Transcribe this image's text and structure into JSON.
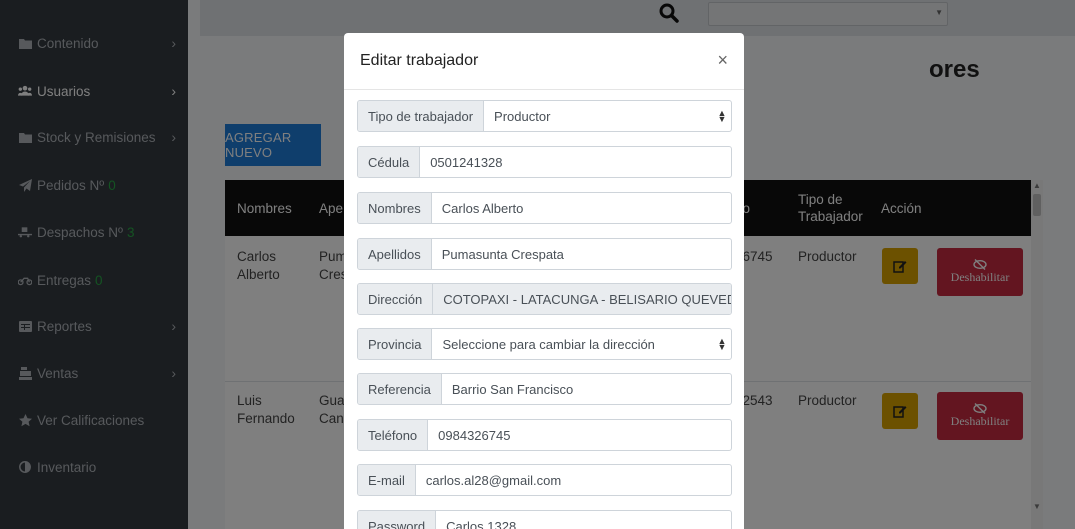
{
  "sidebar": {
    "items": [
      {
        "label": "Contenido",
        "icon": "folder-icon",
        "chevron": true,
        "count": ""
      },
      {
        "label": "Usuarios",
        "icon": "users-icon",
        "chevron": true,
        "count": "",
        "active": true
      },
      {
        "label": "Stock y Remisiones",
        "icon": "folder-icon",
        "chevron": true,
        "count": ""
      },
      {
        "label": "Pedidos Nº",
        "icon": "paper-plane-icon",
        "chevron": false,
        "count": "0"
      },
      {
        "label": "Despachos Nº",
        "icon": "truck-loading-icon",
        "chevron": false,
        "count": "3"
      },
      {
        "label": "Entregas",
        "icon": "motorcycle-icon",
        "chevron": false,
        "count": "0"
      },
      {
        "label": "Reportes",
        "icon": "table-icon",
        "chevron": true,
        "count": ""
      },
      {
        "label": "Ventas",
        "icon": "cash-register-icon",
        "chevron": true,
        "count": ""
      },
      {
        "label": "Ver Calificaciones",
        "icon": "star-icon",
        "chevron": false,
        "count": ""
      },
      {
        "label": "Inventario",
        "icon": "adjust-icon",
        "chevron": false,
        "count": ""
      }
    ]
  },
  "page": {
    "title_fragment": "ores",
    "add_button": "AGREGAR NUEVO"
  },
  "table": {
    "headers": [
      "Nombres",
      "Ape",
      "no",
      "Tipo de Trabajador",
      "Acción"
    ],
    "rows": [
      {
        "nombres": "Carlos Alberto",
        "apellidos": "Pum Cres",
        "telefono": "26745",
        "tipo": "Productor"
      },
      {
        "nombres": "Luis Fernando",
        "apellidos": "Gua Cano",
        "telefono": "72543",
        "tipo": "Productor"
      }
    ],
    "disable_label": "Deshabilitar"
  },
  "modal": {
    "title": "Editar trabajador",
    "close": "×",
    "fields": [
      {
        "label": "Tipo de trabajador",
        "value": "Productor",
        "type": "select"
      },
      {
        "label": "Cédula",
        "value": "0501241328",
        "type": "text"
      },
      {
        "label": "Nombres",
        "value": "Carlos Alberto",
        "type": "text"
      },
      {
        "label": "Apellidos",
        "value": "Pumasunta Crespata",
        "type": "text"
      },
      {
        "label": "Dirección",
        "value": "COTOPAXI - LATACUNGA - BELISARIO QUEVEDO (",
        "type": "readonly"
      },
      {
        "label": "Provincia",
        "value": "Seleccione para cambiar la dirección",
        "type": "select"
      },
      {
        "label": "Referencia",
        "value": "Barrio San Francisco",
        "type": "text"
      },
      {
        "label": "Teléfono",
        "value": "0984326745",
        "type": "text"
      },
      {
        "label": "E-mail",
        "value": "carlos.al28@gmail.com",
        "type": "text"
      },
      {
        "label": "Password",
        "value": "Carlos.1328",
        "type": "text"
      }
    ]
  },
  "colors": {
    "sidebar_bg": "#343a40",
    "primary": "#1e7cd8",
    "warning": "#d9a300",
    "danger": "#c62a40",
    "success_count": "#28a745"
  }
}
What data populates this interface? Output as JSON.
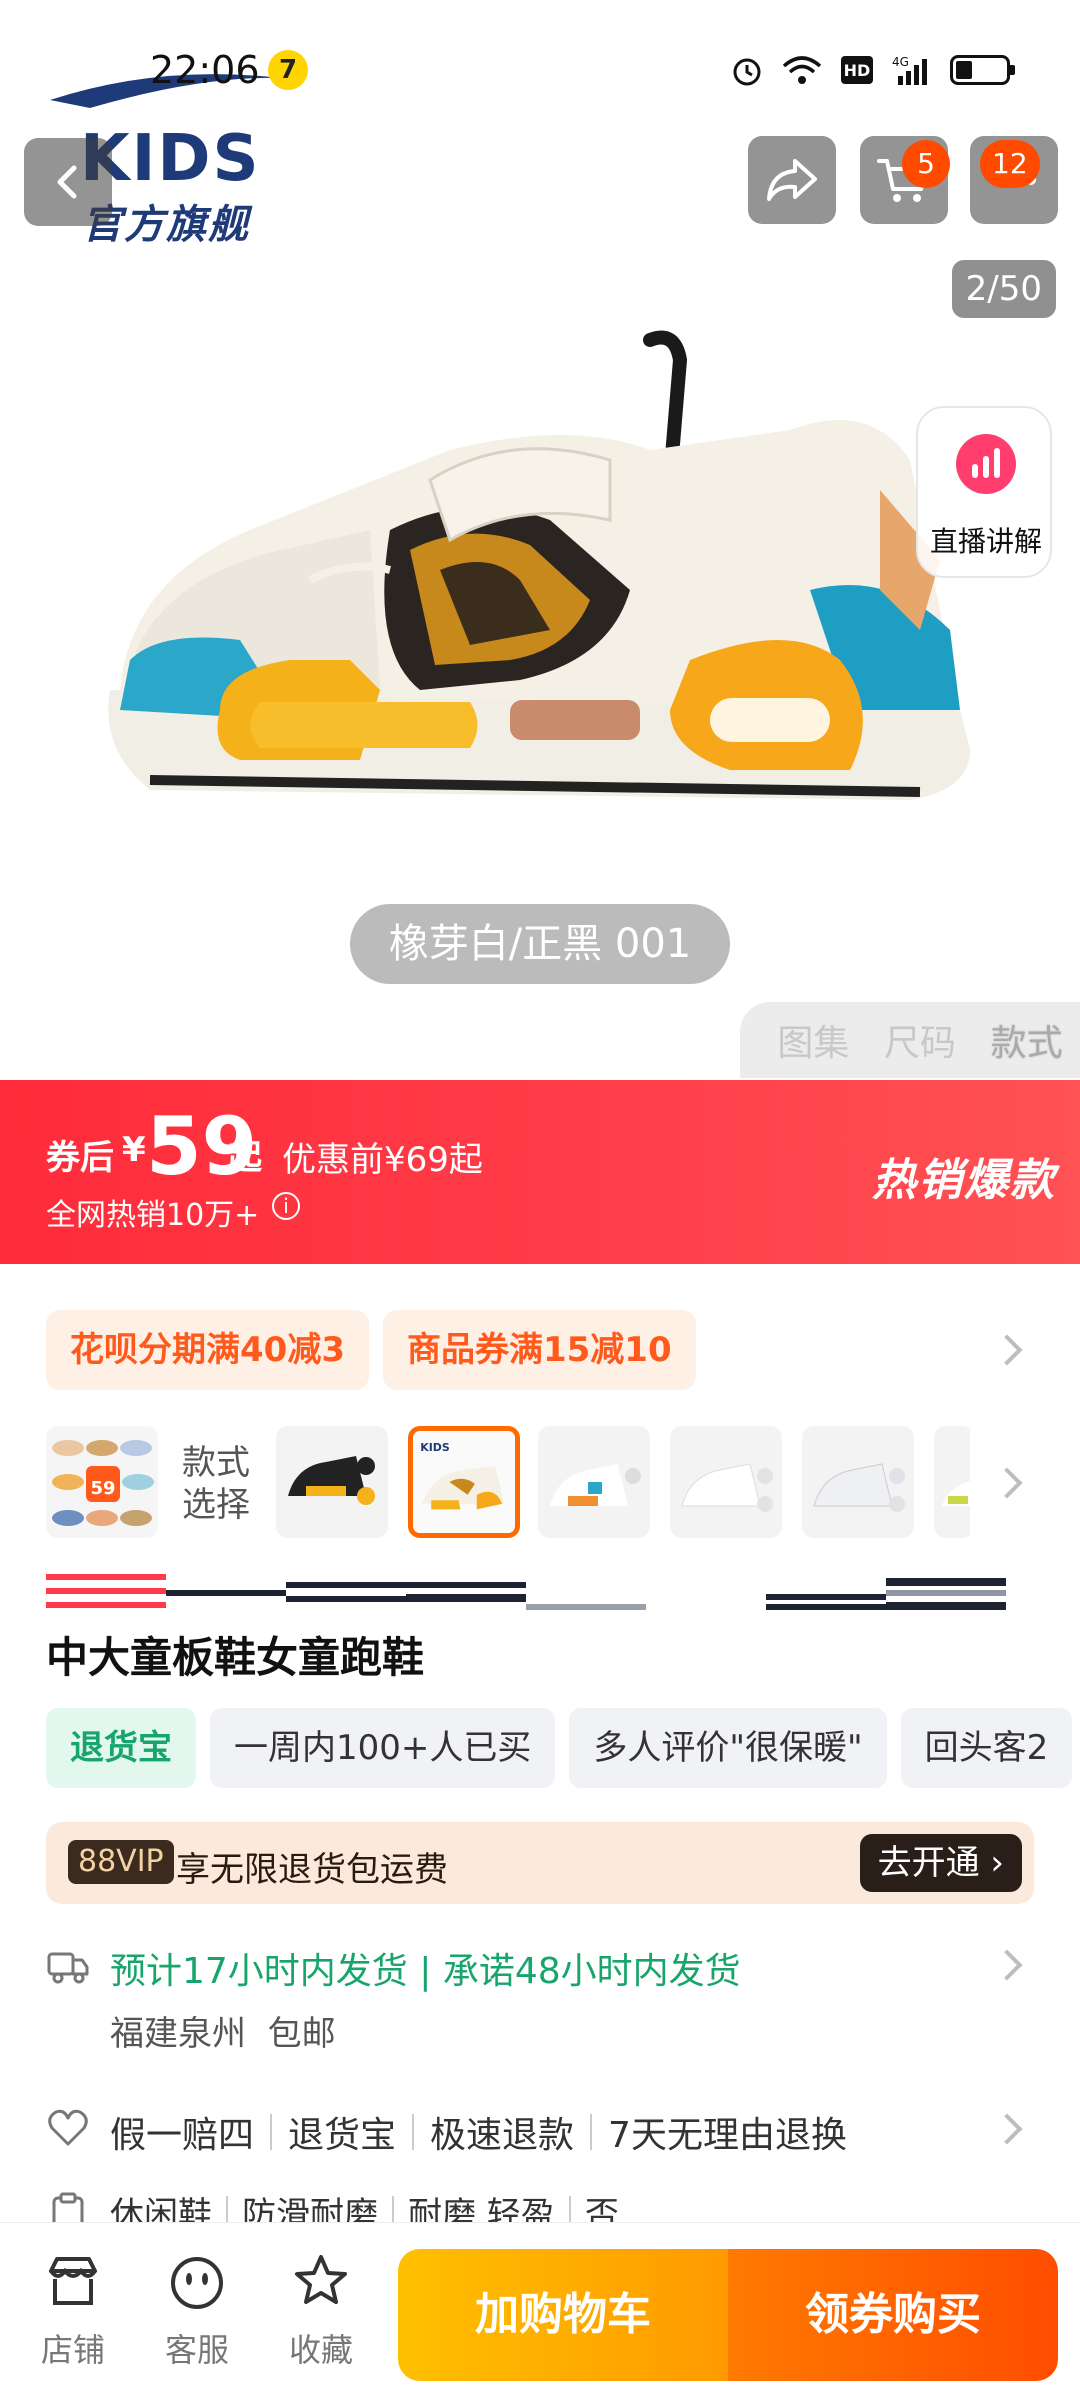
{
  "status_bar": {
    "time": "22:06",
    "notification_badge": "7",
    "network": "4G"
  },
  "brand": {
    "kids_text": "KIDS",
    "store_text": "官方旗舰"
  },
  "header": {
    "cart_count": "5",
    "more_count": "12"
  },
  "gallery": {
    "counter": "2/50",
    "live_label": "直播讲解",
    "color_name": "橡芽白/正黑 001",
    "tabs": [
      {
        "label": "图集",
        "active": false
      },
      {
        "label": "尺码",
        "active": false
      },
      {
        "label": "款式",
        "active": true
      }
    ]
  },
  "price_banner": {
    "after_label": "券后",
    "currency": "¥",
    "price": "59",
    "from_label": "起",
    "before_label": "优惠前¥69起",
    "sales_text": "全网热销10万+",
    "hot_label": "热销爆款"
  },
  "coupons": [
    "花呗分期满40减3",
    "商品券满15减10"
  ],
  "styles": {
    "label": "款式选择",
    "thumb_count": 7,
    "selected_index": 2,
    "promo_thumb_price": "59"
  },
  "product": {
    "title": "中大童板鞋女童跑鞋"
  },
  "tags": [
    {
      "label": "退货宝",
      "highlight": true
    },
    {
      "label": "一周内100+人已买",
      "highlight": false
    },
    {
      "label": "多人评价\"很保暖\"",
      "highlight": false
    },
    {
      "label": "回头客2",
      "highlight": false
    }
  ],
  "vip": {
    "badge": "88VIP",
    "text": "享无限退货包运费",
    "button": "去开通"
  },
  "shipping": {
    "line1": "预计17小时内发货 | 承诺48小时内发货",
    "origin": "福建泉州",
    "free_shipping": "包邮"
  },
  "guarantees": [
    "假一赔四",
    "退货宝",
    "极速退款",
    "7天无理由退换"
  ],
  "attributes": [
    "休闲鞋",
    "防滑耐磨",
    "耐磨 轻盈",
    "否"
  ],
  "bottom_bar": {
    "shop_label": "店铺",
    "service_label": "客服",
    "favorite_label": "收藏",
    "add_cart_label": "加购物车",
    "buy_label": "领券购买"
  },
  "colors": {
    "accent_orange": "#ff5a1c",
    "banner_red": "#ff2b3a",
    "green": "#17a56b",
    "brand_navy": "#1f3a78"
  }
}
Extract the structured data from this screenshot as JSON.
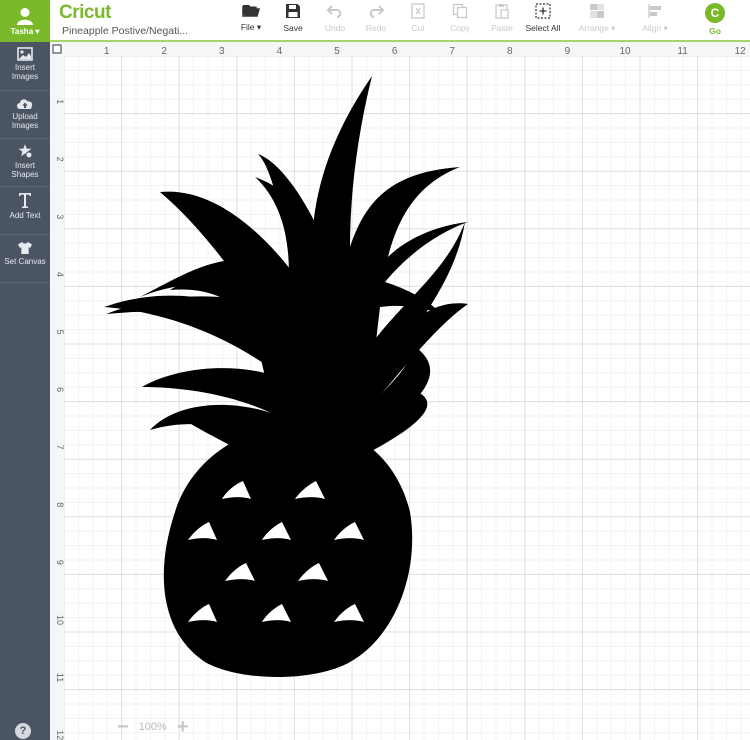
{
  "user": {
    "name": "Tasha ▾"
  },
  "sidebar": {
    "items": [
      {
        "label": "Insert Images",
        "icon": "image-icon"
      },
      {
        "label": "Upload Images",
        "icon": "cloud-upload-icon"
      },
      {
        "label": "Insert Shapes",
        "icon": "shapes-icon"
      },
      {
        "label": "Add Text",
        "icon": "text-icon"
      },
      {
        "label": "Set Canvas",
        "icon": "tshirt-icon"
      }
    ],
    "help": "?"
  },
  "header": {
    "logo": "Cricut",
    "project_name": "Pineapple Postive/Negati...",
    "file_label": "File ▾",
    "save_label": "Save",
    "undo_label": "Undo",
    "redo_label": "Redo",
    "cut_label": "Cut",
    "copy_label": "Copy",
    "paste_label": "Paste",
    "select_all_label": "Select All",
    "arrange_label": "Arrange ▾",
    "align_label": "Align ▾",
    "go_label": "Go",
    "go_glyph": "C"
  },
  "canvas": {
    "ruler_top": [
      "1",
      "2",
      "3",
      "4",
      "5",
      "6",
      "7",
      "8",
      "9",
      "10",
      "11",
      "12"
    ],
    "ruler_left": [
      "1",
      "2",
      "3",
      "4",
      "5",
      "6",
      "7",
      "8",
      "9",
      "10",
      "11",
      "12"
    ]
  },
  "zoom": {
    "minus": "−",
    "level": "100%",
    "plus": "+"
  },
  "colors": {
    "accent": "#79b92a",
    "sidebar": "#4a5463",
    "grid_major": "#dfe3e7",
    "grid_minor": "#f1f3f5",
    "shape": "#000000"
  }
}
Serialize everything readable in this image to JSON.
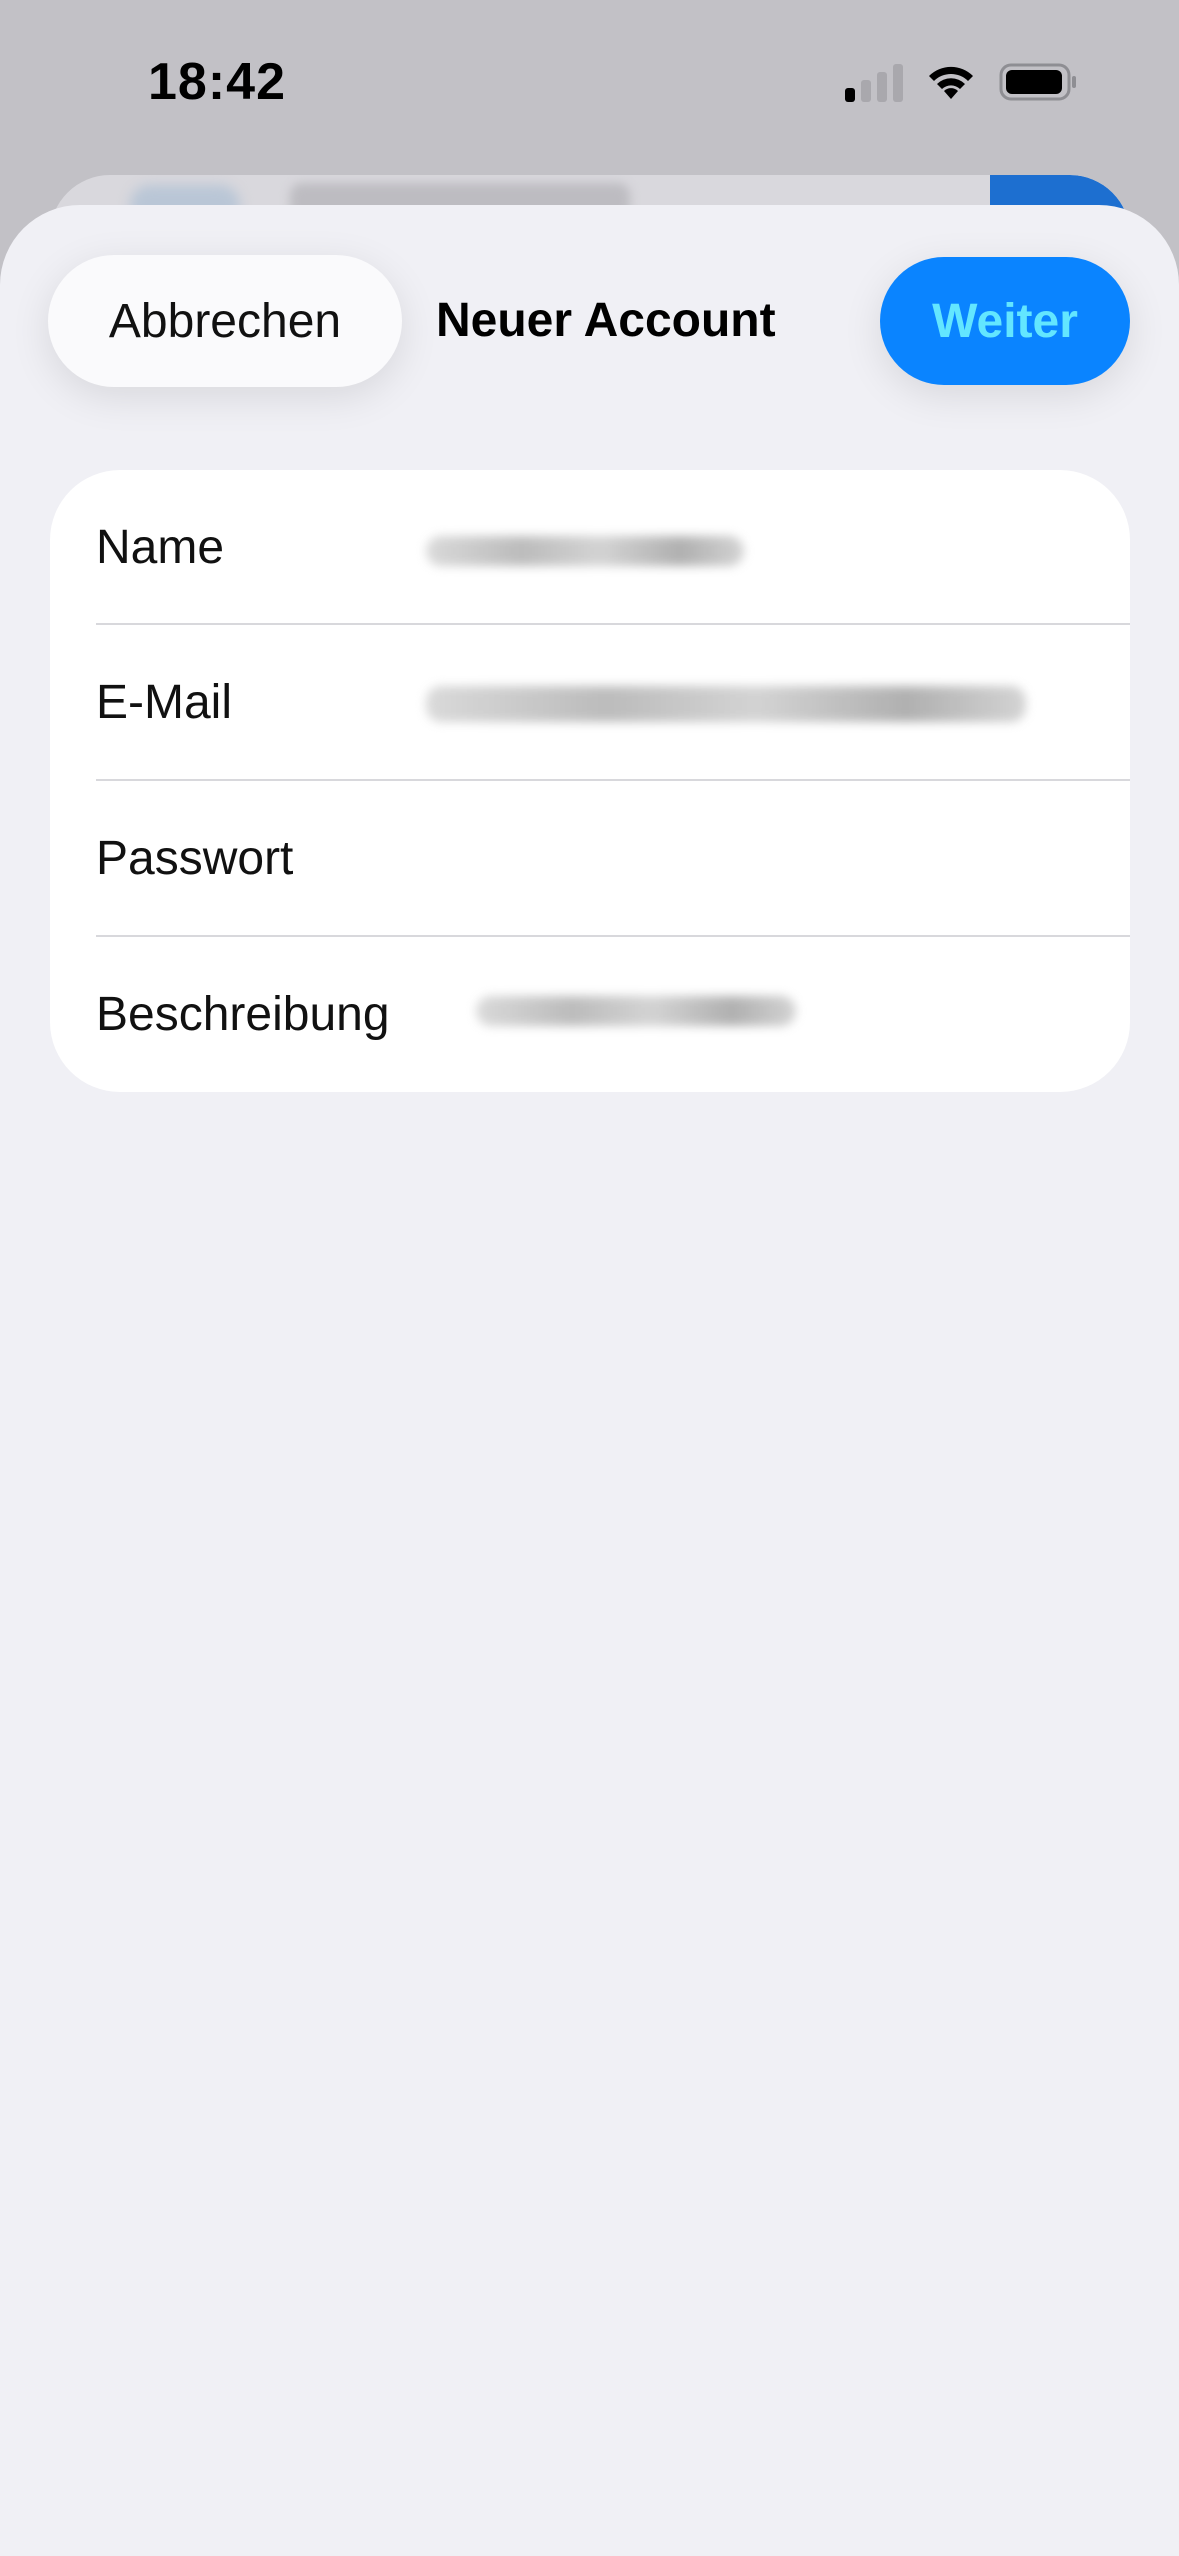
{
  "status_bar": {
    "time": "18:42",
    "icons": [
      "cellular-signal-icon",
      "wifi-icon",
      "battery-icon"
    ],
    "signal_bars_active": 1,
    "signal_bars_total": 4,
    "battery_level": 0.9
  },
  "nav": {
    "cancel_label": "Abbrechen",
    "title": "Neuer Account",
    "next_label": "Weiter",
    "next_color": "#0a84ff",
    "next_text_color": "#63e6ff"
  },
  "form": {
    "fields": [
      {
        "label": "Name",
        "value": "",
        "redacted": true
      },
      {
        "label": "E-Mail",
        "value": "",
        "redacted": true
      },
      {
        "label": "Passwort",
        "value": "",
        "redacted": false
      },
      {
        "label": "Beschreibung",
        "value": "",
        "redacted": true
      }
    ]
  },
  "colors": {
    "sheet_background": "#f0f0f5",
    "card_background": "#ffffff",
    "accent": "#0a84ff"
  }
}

- - -

Task: Find the line with "Serialize everything readable" in the listing and extract it and all lines after it through the end, exactly, without the pictures.

Response below:
Serialize everything readable in this image to JSON.
{
  "status_bar": {
    "time": "18:42",
    "icons": [
      "cellular-signal-icon",
      "wifi-icon",
      "battery-icon"
    ],
    "signal_bars_active": 1,
    "signal_bars_total": 4,
    "battery_level": 0.9
  },
  "nav": {
    "cancel_label": "Abbrechen",
    "title": "Neuer Account",
    "next_label": "Weiter",
    "next_color": "#0a84ff",
    "next_text_color": "#63e6ff"
  },
  "form": {
    "fields": [
      {
        "label": "Name",
        "value": "",
        "redacted": true
      },
      {
        "label": "E-Mail",
        "value": "",
        "redacted": true
      },
      {
        "label": "Passwort",
        "value": "",
        "redacted": false
      },
      {
        "label": "Beschreibung",
        "value": "",
        "redacted": true
      }
    ]
  },
  "colors": {
    "sheet_background": "#f0f0f5",
    "card_background": "#ffffff",
    "accent": "#0a84ff"
  }
}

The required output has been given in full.